* [What the task requires]
Read the lines below and count those that have the word "выдан". Respond with the number only.
-- BEGIN Data for processing --
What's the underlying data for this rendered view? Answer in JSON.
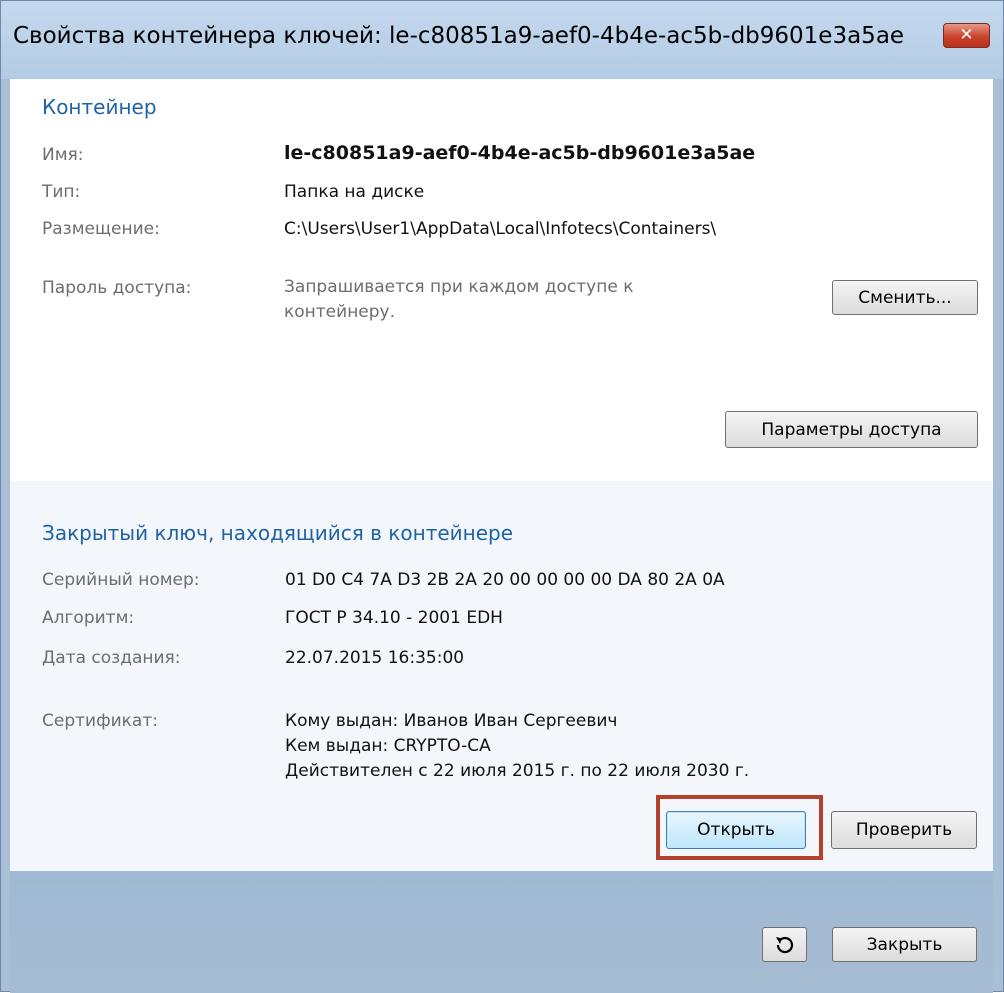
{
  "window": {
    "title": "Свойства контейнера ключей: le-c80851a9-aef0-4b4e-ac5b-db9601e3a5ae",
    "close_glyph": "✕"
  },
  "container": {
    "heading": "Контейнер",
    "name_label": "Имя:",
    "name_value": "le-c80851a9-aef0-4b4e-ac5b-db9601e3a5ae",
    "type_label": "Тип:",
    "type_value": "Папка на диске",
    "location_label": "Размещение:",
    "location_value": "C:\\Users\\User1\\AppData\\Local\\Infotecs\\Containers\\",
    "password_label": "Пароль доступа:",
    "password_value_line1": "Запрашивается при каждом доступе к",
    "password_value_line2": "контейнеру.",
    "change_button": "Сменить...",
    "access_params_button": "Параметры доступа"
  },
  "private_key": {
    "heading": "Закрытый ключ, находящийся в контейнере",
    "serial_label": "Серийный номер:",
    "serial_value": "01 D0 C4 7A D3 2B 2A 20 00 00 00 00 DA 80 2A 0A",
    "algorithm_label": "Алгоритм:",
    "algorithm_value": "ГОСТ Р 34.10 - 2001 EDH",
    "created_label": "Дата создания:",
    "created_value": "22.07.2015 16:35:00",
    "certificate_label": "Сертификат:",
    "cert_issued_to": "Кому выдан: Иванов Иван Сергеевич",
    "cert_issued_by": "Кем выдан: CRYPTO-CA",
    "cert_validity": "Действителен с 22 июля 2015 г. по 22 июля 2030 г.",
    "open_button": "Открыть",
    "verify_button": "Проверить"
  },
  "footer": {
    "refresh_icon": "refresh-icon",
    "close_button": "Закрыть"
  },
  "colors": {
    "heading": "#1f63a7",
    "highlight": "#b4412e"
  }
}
-- END Data for processing --
-- BEGIN Data for processing --
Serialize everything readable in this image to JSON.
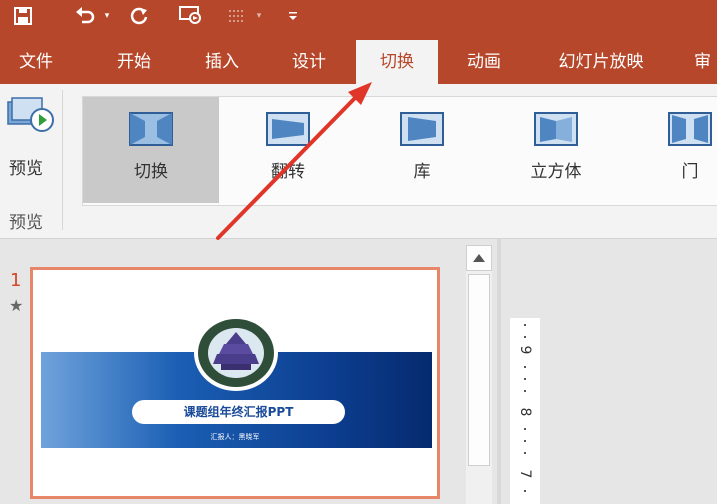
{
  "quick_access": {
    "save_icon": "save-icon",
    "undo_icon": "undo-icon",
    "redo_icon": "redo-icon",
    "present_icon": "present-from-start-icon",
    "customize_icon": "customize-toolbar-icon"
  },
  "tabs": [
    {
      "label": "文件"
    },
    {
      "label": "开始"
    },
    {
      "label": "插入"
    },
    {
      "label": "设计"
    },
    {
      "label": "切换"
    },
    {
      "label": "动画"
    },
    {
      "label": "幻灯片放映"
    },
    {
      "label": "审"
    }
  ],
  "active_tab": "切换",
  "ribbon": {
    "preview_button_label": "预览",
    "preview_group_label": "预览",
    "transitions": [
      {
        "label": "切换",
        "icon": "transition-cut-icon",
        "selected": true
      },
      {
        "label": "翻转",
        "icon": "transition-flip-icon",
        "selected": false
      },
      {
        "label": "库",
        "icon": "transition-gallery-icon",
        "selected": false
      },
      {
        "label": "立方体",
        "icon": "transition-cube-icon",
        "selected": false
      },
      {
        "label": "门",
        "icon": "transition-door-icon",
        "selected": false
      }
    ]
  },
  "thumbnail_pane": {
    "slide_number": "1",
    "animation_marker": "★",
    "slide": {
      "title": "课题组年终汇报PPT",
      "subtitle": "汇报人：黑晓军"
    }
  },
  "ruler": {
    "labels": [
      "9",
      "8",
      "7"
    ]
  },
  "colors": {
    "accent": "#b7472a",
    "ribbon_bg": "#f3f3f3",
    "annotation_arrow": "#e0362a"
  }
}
-- END Data for processing --
* [Result for this exercise]
2